> _WHAT TO DO_
Leave every picture out and write out the records below exactly.

(Figure record listings)
○ ○ ○
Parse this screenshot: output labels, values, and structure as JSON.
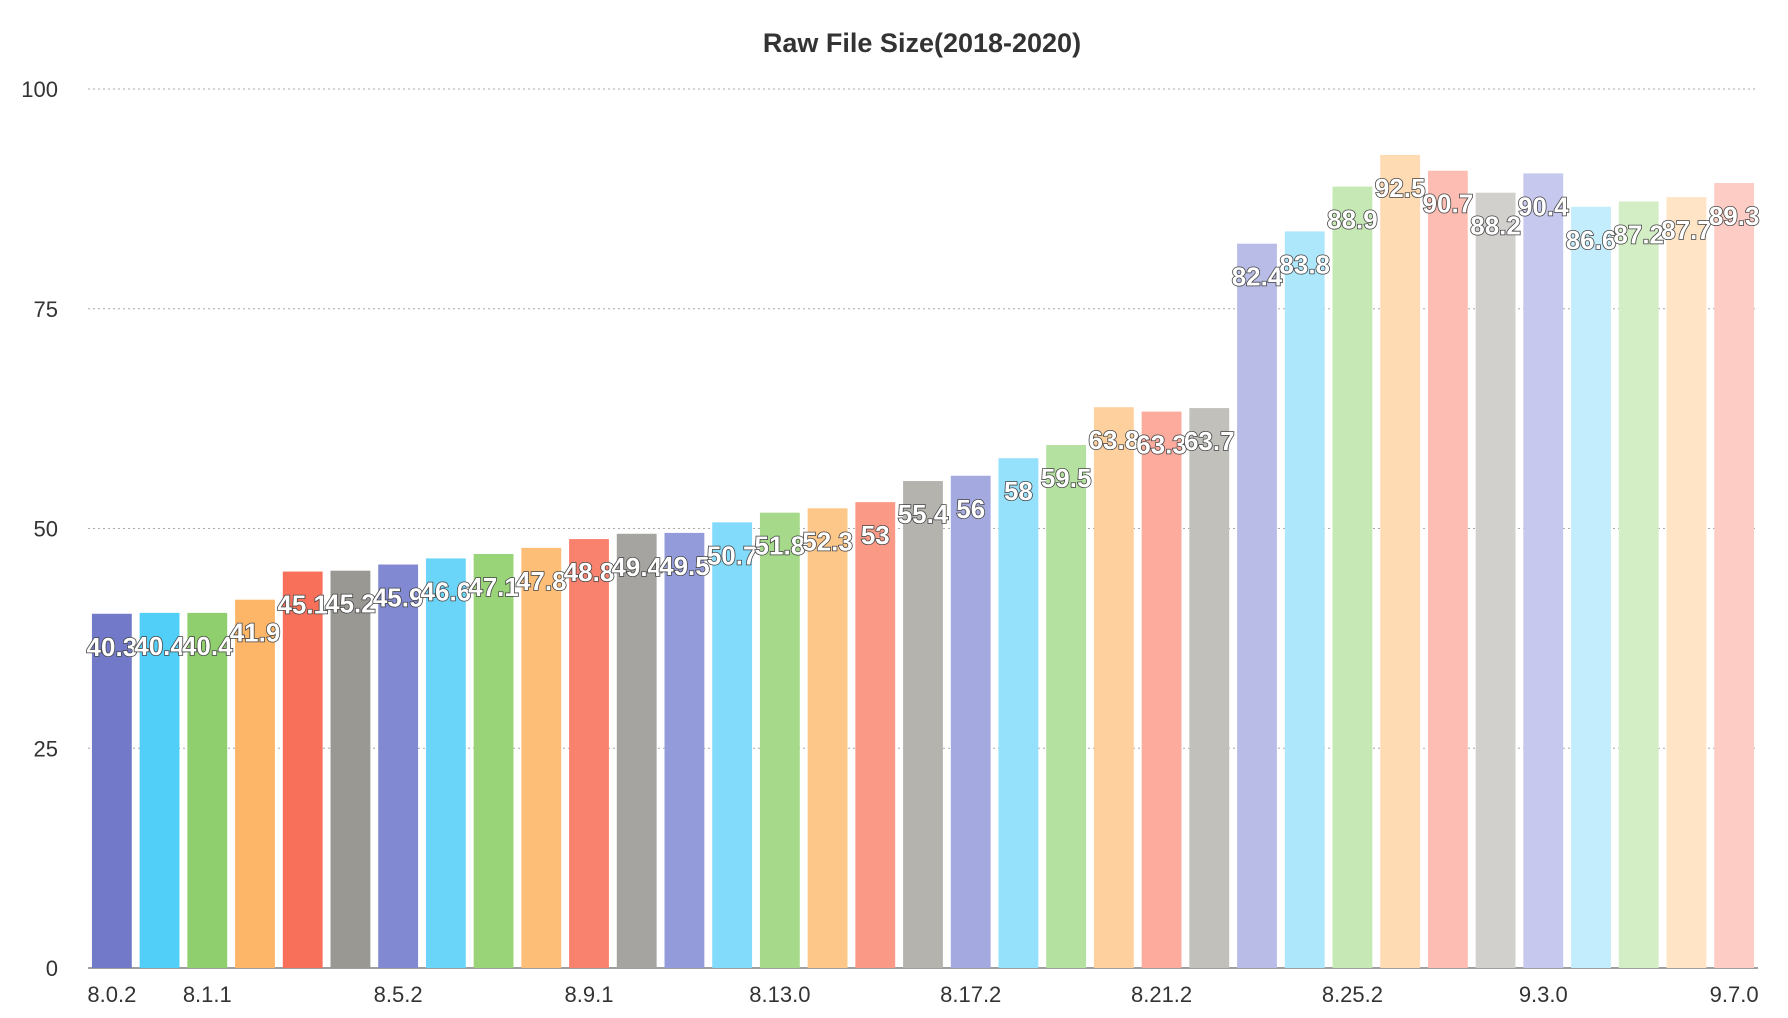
{
  "chart_data": {
    "type": "bar",
    "title": "Raw File Size(2018-2020)",
    "xlabel": "",
    "ylabel": "",
    "ylim": [
      0,
      100
    ],
    "yticks": [
      0,
      25,
      50,
      75,
      100
    ],
    "grid": true,
    "legend": "none",
    "x_tick_labels": [
      {
        "index": 0,
        "label": "8.0.2"
      },
      {
        "index": 2,
        "label": "8.1.1"
      },
      {
        "index": 6,
        "label": "8.5.2"
      },
      {
        "index": 10,
        "label": "8.9.1"
      },
      {
        "index": 14,
        "label": "8.13.0"
      },
      {
        "index": 18,
        "label": "8.17.2"
      },
      {
        "index": 22,
        "label": "8.21.2"
      },
      {
        "index": 26,
        "label": "8.25.2"
      },
      {
        "index": 30,
        "label": "9.3.0"
      },
      {
        "index": 34,
        "label": "9.7.0"
      }
    ],
    "values": [
      40.3,
      40.4,
      40.4,
      41.9,
      45.1,
      45.2,
      45.9,
      46.6,
      47.1,
      47.8,
      48.8,
      49.4,
      49.5,
      50.7,
      51.8,
      52.3,
      53,
      55.4,
      56,
      58,
      59.5,
      63.8,
      63.3,
      63.7,
      82.4,
      83.8,
      88.9,
      92.5,
      90.7,
      88.2,
      90.4,
      86.6,
      87.2,
      87.7,
      89.3
    ],
    "data_labels": [
      "40.3",
      "40.4",
      "40.4",
      "41.9",
      "45.1",
      "45.2",
      "45.9",
      "46.6",
      "47.1",
      "47.8",
      "48.8",
      "49.4",
      "49.5",
      "50.7",
      "51.8",
      "52.3",
      "53",
      "55.4",
      "56",
      "58",
      "59.5",
      "63.8",
      "63.3",
      "63.7",
      "82.4",
      "83.8",
      "88.9",
      "92.5",
      "90.7",
      "88.2",
      "90.4",
      "86.6",
      "87.2",
      "87.7",
      "89.3"
    ],
    "colors": [
      "#7279c9",
      "#52cff8",
      "#8fcf6e",
      "#fdb668",
      "#f9705a",
      "#9a9893",
      "#8089d1",
      "#6ad5f8",
      "#9ad479",
      "#fdbe78",
      "#f9826e",
      "#a6a4a0",
      "#939bdb",
      "#82dbfa",
      "#a6da8a",
      "#fec78a",
      "#fb9987",
      "#b5b3ad",
      "#a4aae0",
      "#95e1fb",
      "#b4e19f",
      "#fed09e",
      "#fcab9d",
      "#c2c0bb",
      "#b8bce6",
      "#ade7fb",
      "#c6e8b5",
      "#ffdbb3",
      "#fdbdb2",
      "#d2d0cc",
      "#c6c9ed",
      "#c3edfc",
      "#d3eec5",
      "#ffe4c5",
      "#fdccc4"
    ]
  }
}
○ ○ ○
> _THE ANSWER_
Parse this screenshot: output labels, values, and structure as JSON.
{
  "chart_data": {
    "type": "bar",
    "title": "Raw File Size(2018-2020)",
    "xlabel": "",
    "ylabel": "",
    "ylim": [
      0,
      100
    ],
    "yticks": [
      0,
      25,
      50,
      75,
      100
    ],
    "grid": true,
    "legend": "none",
    "x_tick_labels": [
      {
        "index": 0,
        "label": "8.0.2"
      },
      {
        "index": 2,
        "label": "8.1.1"
      },
      {
        "index": 6,
        "label": "8.5.2"
      },
      {
        "index": 10,
        "label": "8.9.1"
      },
      {
        "index": 14,
        "label": "8.13.0"
      },
      {
        "index": 18,
        "label": "8.17.2"
      },
      {
        "index": 22,
        "label": "8.21.2"
      },
      {
        "index": 26,
        "label": "8.25.2"
      },
      {
        "index": 30,
        "label": "9.3.0"
      },
      {
        "index": 34,
        "label": "9.7.0"
      }
    ],
    "values": [
      40.3,
      40.4,
      40.4,
      41.9,
      45.1,
      45.2,
      45.9,
      46.6,
      47.1,
      47.8,
      48.8,
      49.4,
      49.5,
      50.7,
      51.8,
      52.3,
      53,
      55.4,
      56,
      58,
      59.5,
      63.8,
      63.3,
      63.7,
      82.4,
      83.8,
      88.9,
      92.5,
      90.7,
      88.2,
      90.4,
      86.6,
      87.2,
      87.7,
      89.3
    ],
    "data_labels": [
      "40.3",
      "40.4",
      "40.4",
      "41.9",
      "45.1",
      "45.2",
      "45.9",
      "46.6",
      "47.1",
      "47.8",
      "48.8",
      "49.4",
      "49.5",
      "50.7",
      "51.8",
      "52.3",
      "53",
      "55.4",
      "56",
      "58",
      "59.5",
      "63.8",
      "63.3",
      "63.7",
      "82.4",
      "83.8",
      "88.9",
      "92.5",
      "90.7",
      "88.2",
      "90.4",
      "86.6",
      "87.2",
      "87.7",
      "89.3"
    ],
    "colors": [
      "#7279c9",
      "#52cff8",
      "#8fcf6e",
      "#fdb668",
      "#f9705a",
      "#9a9893",
      "#8089d1",
      "#6ad5f8",
      "#9ad479",
      "#fdbe78",
      "#f9826e",
      "#a6a4a0",
      "#939bdb",
      "#82dbfa",
      "#a6da8a",
      "#fec78a",
      "#fb9987",
      "#b5b3ad",
      "#a4aae0",
      "#95e1fb",
      "#b4e19f",
      "#fed09e",
      "#fcab9d",
      "#c2c0bb",
      "#b8bce6",
      "#ade7fb",
      "#c6e8b5",
      "#ffdbb3",
      "#fdbdb2",
      "#d2d0cc",
      "#c6c9ed",
      "#c3edfc",
      "#d3eec5",
      "#ffe4c5",
      "#fdccc4"
    ]
  }
}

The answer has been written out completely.